### Supplied records

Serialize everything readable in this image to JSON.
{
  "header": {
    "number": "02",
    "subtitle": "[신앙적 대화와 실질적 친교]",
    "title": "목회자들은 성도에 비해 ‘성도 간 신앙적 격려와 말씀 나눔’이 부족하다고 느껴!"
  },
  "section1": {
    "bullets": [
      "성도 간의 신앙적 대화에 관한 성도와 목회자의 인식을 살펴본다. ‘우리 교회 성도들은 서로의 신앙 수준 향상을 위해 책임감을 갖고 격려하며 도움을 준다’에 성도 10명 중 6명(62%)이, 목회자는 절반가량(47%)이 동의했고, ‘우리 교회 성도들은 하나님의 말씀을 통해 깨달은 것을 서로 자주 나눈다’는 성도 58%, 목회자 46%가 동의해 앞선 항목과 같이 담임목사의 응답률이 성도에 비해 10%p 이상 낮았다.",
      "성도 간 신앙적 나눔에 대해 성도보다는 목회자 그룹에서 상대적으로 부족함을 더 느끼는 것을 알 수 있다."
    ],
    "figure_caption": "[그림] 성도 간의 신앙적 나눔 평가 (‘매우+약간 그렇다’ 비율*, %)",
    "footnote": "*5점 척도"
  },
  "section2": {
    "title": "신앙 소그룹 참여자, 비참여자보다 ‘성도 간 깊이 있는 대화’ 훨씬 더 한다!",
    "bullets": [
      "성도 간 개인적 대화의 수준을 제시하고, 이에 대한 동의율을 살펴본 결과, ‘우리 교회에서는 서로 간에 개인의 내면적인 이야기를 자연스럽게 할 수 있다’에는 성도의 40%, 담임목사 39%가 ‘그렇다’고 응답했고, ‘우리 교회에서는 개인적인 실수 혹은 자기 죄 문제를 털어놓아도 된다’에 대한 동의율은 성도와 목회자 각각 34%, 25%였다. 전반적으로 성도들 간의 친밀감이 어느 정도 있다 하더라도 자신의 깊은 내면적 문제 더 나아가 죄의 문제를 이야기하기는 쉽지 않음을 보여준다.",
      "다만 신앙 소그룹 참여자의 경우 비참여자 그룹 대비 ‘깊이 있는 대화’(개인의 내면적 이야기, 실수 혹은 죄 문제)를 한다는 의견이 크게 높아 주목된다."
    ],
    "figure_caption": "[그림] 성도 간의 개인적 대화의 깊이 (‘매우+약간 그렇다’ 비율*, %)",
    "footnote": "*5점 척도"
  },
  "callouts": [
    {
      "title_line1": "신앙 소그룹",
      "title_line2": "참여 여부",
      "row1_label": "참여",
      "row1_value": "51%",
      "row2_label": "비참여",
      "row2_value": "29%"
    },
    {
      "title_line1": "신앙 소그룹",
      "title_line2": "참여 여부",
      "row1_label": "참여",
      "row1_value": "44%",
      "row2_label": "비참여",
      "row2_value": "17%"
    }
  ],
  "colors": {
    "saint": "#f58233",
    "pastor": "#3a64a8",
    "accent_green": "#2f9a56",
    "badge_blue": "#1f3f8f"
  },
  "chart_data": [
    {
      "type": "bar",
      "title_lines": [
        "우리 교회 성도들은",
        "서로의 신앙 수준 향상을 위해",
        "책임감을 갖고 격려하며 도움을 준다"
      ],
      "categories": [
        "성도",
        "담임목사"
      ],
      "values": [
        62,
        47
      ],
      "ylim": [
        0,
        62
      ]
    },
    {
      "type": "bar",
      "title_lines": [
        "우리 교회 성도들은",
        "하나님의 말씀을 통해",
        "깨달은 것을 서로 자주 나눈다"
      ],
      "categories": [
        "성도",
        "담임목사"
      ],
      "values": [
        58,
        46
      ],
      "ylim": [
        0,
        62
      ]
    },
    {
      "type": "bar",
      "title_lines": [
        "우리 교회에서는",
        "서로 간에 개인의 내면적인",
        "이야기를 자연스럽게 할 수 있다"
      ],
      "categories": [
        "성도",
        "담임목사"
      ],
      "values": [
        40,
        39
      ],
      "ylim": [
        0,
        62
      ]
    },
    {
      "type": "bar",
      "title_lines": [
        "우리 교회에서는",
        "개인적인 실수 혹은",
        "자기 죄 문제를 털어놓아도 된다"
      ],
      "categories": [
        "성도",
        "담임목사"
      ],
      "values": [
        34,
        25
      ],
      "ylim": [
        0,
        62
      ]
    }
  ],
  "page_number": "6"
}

### Problem to work on
Repeat the listing above without any change.

### Correct answer
Serialize everything readable in this image to JSON.
{
  "header": {
    "number": "02",
    "subtitle": "[신앙적 대화와 실질적 친교]",
    "title": "목회자들은 성도에 비해 ‘성도 간 신앙적 격려와 말씀 나눔’이 부족하다고 느껴!"
  },
  "section1": {
    "bullets": [
      "성도 간의 신앙적 대화에 관한 성도와 목회자의 인식을 살펴본다. ‘우리 교회 성도들은 서로의 신앙 수준 향상을 위해 책임감을 갖고 격려하며 도움을 준다’에 성도 10명 중 6명(62%)이, 목회자는 절반가량(47%)이 동의했고, ‘우리 교회 성도들은 하나님의 말씀을 통해 깨달은 것을 서로 자주 나눈다’는 성도 58%, 목회자 46%가 동의해 앞선 항목과 같이 담임목사의 응답률이 성도에 비해 10%p 이상 낮았다.",
      "성도 간 신앙적 나눔에 대해 성도보다는 목회자 그룹에서 상대적으로 부족함을 더 느끼는 것을 알 수 있다."
    ],
    "figure_caption": "[그림] 성도 간의 신앙적 나눔 평가 (‘매우+약간 그렇다’ 비율*, %)",
    "footnote": "*5점 척도"
  },
  "section2": {
    "title": "신앙 소그룹 참여자, 비참여자보다 ‘성도 간 깊이 있는 대화’ 훨씬 더 한다!",
    "bullets": [
      "성도 간 개인적 대화의 수준을 제시하고, 이에 대한 동의율을 살펴본 결과, ‘우리 교회에서는 서로 간에 개인의 내면적인 이야기를 자연스럽게 할 수 있다’에는 성도의 40%, 담임목사 39%가 ‘그렇다’고 응답했고, ‘우리 교회에서는 개인적인 실수 혹은 자기 죄 문제를 털어놓아도 된다’에 대한 동의율은 성도와 목회자 각각 34%, 25%였다. 전반적으로 성도들 간의 친밀감이 어느 정도 있다 하더라도 자신의 깊은 내면적 문제 더 나아가 죄의 문제를 이야기하기는 쉽지 않음을 보여준다.",
      "다만 신앙 소그룹 참여자의 경우 비참여자 그룹 대비 ‘깊이 있는 대화’(개인의 내면적 이야기, 실수 혹은 죄 문제)를 한다는 의견이 크게 높아 주목된다."
    ],
    "figure_caption": "[그림] 성도 간의 개인적 대화의 깊이 (‘매우+약간 그렇다’ 비율*, %)",
    "footnote": "*5점 척도"
  },
  "callouts": [
    {
      "title_line1": "신앙 소그룹",
      "title_line2": "참여 여부",
      "row1_label": "참여",
      "row1_value": "51%",
      "row2_label": "비참여",
      "row2_value": "29%"
    },
    {
      "title_line1": "신앙 소그룹",
      "title_line2": "참여 여부",
      "row1_label": "참여",
      "row1_value": "44%",
      "row2_label": "비참여",
      "row2_value": "17%"
    }
  ],
  "colors": {
    "saint": "#f58233",
    "pastor": "#3a64a8",
    "accent_green": "#2f9a56",
    "badge_blue": "#1f3f8f"
  },
  "chart_data": [
    {
      "type": "bar",
      "title_lines": [
        "우리 교회 성도들은",
        "서로의 신앙 수준 향상을 위해",
        "책임감을 갖고 격려하며 도움을 준다"
      ],
      "categories": [
        "성도",
        "담임목사"
      ],
      "values": [
        62,
        47
      ],
      "ylim": [
        0,
        62
      ]
    },
    {
      "type": "bar",
      "title_lines": [
        "우리 교회 성도들은",
        "하나님의 말씀을 통해",
        "깨달은 것을 서로 자주 나눈다"
      ],
      "categories": [
        "성도",
        "담임목사"
      ],
      "values": [
        58,
        46
      ],
      "ylim": [
        0,
        62
      ]
    },
    {
      "type": "bar",
      "title_lines": [
        "우리 교회에서는",
        "서로 간에 개인의 내면적인",
        "이야기를 자연스럽게 할 수 있다"
      ],
      "categories": [
        "성도",
        "담임목사"
      ],
      "values": [
        40,
        39
      ],
      "ylim": [
        0,
        62
      ]
    },
    {
      "type": "bar",
      "title_lines": [
        "우리 교회에서는",
        "개인적인 실수 혹은",
        "자기 죄 문제를 털어놓아도 된다"
      ],
      "categories": [
        "성도",
        "담임목사"
      ],
      "values": [
        34,
        25
      ],
      "ylim": [
        0,
        62
      ]
    }
  ],
  "page_number": "6"
}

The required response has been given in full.